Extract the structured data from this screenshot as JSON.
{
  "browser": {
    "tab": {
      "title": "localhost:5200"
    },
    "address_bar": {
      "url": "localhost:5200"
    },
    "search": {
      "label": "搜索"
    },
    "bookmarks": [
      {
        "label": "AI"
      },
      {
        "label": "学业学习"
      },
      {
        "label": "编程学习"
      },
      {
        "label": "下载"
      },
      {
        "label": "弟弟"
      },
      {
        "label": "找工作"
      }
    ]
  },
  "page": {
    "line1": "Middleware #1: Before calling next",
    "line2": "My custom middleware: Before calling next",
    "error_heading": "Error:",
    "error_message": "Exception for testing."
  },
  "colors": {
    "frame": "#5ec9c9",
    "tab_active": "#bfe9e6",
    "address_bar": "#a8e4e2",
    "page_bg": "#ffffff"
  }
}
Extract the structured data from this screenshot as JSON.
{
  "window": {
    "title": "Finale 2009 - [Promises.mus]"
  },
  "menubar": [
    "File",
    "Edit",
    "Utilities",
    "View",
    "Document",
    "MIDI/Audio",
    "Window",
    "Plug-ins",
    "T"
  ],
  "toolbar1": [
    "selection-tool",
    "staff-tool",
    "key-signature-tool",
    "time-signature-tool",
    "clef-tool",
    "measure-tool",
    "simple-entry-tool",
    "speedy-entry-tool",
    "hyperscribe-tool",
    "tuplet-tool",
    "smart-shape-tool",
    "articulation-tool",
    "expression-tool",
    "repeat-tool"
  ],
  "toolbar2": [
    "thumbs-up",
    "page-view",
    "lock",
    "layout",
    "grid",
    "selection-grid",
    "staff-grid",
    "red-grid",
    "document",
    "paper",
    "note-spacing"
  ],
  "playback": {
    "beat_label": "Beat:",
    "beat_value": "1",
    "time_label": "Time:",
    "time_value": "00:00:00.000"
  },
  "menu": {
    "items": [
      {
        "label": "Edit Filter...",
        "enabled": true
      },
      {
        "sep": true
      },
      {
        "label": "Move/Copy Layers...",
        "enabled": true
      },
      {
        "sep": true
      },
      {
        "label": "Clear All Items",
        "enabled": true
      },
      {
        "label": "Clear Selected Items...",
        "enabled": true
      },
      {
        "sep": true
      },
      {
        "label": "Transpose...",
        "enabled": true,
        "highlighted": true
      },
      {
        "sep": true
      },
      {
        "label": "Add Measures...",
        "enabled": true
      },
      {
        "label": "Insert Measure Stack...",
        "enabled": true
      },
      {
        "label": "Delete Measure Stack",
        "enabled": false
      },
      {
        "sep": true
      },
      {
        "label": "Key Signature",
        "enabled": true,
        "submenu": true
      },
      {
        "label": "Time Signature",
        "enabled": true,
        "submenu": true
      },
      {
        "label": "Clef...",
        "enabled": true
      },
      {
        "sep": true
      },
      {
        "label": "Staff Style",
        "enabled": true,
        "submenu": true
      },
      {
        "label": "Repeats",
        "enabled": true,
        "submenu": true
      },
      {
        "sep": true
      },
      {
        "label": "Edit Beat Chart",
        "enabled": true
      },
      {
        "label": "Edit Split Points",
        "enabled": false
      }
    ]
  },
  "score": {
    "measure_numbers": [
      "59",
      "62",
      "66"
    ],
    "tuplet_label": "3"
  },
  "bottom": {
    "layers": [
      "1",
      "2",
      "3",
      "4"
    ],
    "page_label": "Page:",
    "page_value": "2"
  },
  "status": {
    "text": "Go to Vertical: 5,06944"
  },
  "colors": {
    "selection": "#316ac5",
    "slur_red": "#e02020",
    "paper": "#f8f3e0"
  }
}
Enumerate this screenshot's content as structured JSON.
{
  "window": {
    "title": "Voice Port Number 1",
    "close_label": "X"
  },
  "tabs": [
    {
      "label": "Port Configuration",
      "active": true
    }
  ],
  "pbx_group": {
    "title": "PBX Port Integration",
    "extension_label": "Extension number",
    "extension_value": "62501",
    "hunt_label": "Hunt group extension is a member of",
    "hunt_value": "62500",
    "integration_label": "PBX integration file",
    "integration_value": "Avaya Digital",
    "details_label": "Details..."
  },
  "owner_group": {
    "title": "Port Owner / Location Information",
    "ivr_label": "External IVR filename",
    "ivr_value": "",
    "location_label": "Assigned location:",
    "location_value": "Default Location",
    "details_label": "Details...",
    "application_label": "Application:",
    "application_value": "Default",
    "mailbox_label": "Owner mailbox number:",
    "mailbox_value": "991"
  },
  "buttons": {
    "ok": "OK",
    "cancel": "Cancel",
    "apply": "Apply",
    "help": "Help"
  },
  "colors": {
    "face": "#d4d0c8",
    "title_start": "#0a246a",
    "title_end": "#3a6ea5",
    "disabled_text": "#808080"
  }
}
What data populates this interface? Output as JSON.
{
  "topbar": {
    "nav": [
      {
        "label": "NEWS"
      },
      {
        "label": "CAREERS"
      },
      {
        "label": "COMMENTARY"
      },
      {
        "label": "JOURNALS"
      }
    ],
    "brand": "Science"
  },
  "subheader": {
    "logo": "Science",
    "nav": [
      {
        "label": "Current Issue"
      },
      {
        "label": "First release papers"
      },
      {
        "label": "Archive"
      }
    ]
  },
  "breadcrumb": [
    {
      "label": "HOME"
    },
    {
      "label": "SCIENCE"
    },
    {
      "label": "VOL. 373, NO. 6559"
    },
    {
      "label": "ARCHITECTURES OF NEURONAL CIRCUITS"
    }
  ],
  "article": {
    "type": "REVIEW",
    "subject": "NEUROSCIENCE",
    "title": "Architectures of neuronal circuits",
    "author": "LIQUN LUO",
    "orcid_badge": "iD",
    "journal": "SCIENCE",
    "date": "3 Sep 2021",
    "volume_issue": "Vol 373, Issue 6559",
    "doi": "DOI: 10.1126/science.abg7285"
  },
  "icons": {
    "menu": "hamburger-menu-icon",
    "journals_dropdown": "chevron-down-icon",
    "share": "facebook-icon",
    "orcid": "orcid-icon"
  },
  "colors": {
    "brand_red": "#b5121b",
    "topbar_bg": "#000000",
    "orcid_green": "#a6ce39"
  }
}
* * *
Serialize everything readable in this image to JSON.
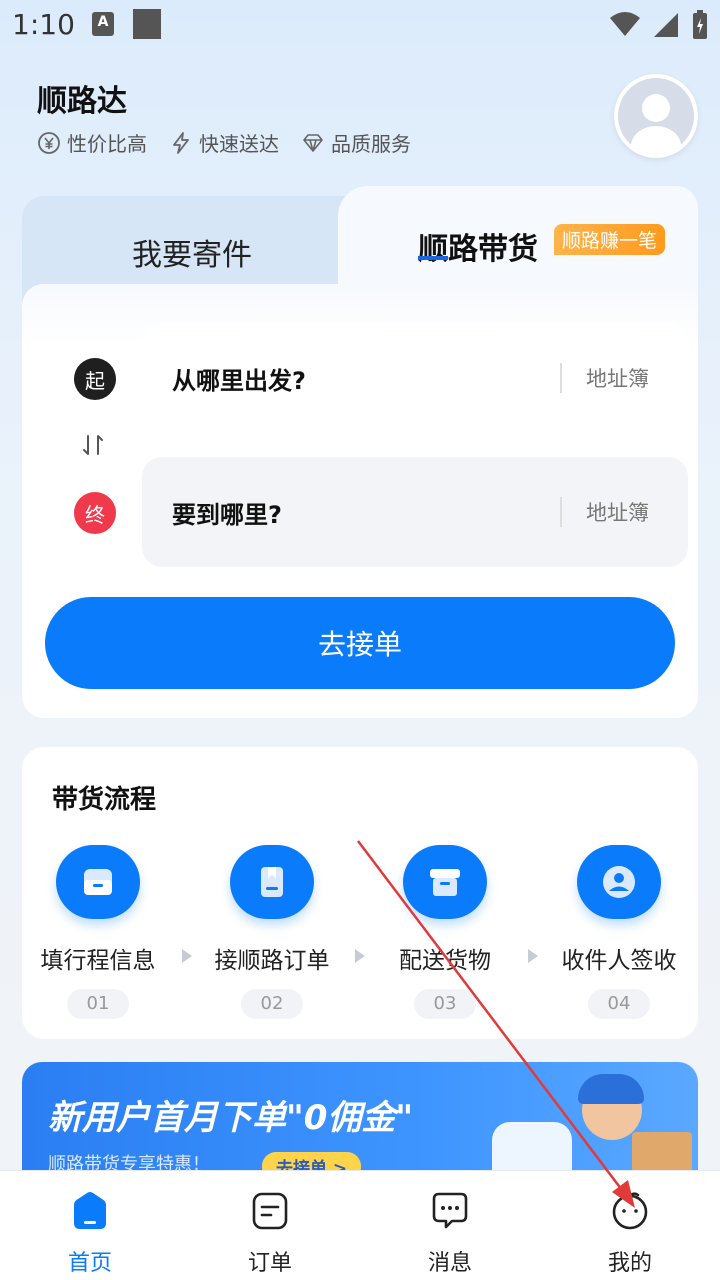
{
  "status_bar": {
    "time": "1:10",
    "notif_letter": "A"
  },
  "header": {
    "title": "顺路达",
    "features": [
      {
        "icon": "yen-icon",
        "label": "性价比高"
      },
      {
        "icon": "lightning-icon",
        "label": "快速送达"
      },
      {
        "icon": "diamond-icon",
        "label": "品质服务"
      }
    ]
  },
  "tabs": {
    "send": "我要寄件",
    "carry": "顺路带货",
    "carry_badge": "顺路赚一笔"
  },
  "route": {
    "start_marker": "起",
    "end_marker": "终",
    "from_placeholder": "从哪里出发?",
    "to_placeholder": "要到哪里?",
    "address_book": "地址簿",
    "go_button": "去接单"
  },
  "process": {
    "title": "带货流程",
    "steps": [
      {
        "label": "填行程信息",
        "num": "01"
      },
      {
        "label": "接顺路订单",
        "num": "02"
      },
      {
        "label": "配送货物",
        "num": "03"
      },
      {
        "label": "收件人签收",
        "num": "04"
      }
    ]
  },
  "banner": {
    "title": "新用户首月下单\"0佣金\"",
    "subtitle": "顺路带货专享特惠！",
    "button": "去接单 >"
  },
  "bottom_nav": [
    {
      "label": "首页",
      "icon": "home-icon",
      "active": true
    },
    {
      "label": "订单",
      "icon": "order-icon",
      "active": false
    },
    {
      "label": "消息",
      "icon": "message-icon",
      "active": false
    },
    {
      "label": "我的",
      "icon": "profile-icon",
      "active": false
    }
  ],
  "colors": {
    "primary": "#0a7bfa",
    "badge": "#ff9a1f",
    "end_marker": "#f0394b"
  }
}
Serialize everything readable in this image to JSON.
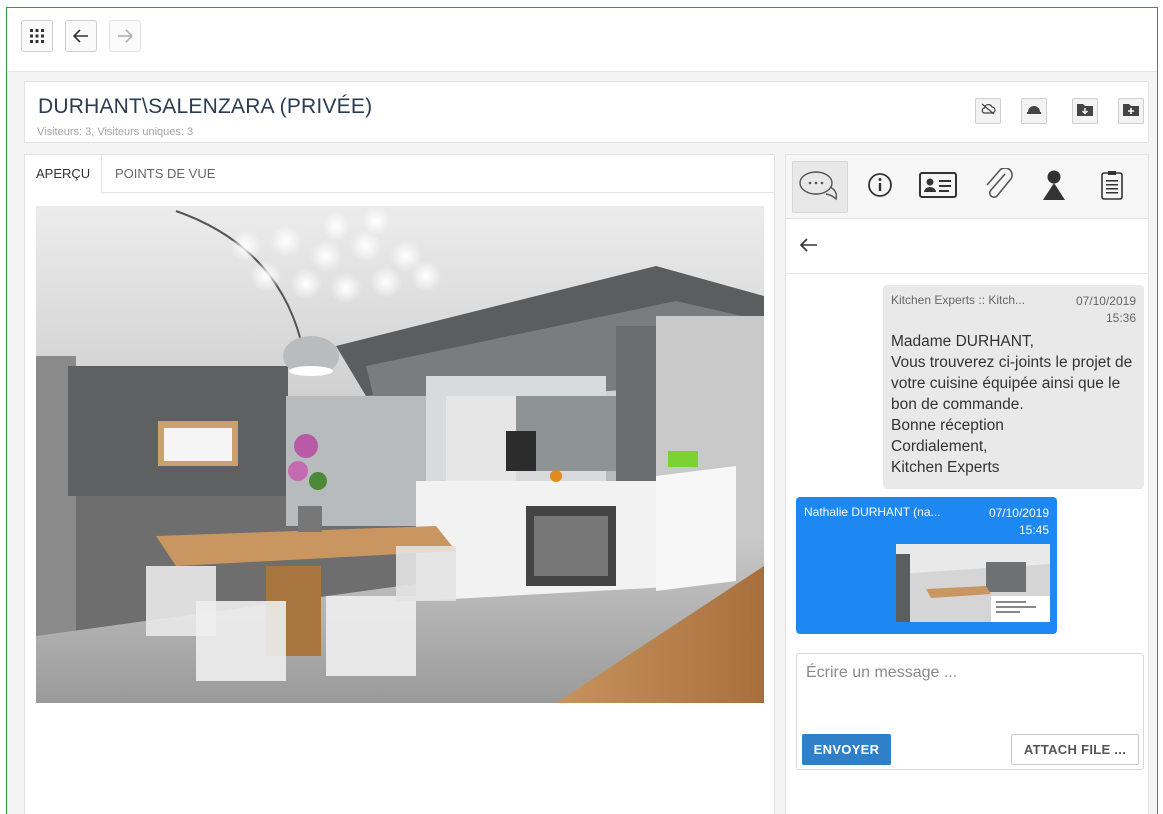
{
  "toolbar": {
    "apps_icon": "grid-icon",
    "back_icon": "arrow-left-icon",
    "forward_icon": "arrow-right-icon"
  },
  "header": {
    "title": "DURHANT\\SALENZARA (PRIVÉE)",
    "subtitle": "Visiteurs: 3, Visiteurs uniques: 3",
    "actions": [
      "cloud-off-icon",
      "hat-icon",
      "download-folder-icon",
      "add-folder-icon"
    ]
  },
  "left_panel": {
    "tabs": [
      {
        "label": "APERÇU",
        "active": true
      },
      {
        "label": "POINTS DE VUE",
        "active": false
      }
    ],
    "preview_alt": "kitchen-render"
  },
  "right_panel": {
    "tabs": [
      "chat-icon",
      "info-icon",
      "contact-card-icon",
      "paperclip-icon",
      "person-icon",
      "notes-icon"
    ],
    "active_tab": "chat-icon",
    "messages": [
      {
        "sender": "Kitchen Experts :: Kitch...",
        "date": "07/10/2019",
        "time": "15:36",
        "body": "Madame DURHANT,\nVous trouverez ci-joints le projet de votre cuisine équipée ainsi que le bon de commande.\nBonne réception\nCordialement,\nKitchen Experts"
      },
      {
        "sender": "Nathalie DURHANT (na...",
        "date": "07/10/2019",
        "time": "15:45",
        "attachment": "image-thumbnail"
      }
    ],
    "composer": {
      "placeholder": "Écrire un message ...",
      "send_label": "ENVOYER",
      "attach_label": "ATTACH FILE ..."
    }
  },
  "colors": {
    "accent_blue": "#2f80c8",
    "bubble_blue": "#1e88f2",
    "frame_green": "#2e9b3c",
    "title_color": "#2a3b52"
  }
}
* * *
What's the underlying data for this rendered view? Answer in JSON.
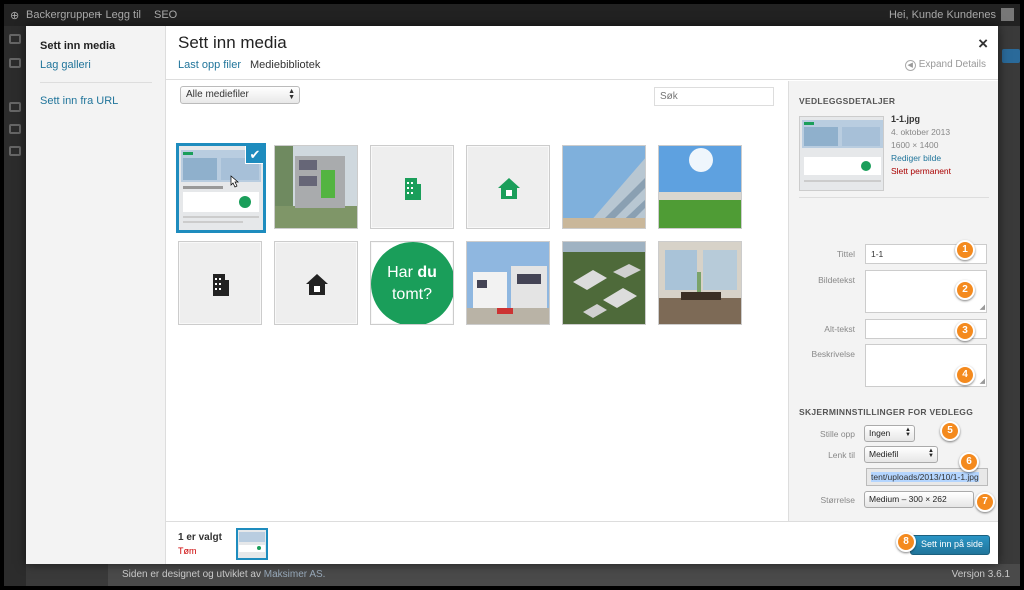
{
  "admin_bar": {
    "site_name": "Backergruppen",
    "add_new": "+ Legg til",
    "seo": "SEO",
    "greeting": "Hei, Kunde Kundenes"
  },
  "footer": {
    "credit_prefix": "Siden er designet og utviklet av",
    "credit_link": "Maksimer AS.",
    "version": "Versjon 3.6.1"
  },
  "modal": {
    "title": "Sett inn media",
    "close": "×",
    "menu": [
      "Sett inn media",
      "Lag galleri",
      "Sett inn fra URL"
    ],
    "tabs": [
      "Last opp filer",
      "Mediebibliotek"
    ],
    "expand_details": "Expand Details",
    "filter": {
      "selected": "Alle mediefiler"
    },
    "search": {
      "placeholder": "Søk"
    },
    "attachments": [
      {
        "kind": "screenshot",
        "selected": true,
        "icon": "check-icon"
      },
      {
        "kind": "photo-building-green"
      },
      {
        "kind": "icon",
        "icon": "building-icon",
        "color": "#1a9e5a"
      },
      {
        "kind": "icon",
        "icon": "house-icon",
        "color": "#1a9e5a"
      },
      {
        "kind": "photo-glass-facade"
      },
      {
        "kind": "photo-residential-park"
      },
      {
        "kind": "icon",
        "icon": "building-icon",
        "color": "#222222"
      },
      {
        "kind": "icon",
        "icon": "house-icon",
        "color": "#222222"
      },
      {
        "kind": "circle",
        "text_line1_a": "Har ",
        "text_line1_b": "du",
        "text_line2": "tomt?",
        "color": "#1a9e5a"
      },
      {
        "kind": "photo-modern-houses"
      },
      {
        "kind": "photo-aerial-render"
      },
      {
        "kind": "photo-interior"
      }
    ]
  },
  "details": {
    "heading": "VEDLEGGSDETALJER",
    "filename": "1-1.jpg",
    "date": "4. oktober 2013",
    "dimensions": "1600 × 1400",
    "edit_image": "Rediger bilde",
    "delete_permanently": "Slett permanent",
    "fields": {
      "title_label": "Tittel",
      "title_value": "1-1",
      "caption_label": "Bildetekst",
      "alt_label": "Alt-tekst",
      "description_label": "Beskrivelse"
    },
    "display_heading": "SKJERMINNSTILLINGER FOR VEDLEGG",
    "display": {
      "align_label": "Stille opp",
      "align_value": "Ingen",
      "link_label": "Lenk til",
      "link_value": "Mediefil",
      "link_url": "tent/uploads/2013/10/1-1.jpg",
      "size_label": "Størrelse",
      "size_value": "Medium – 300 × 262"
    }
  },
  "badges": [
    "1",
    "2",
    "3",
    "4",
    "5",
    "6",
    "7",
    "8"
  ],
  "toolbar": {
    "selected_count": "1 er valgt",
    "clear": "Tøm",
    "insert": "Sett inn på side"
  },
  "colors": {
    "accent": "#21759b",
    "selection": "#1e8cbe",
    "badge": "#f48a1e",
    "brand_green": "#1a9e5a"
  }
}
* * *
TASK PROMPT
For each line above that contains the word "JSON", copy that line.

THE SOLUTION
Extract the structured data from this screenshot as JSON.
Extract the structured data from this screenshot as JSON.
Enumerate this screenshot's content as structured JSON.
What data populates this interface? Output as JSON.
Serialize everything readable in this image to JSON.
Serialize everything readable in this image to JSON.
What's the underlying data for this rendered view? Answer in JSON.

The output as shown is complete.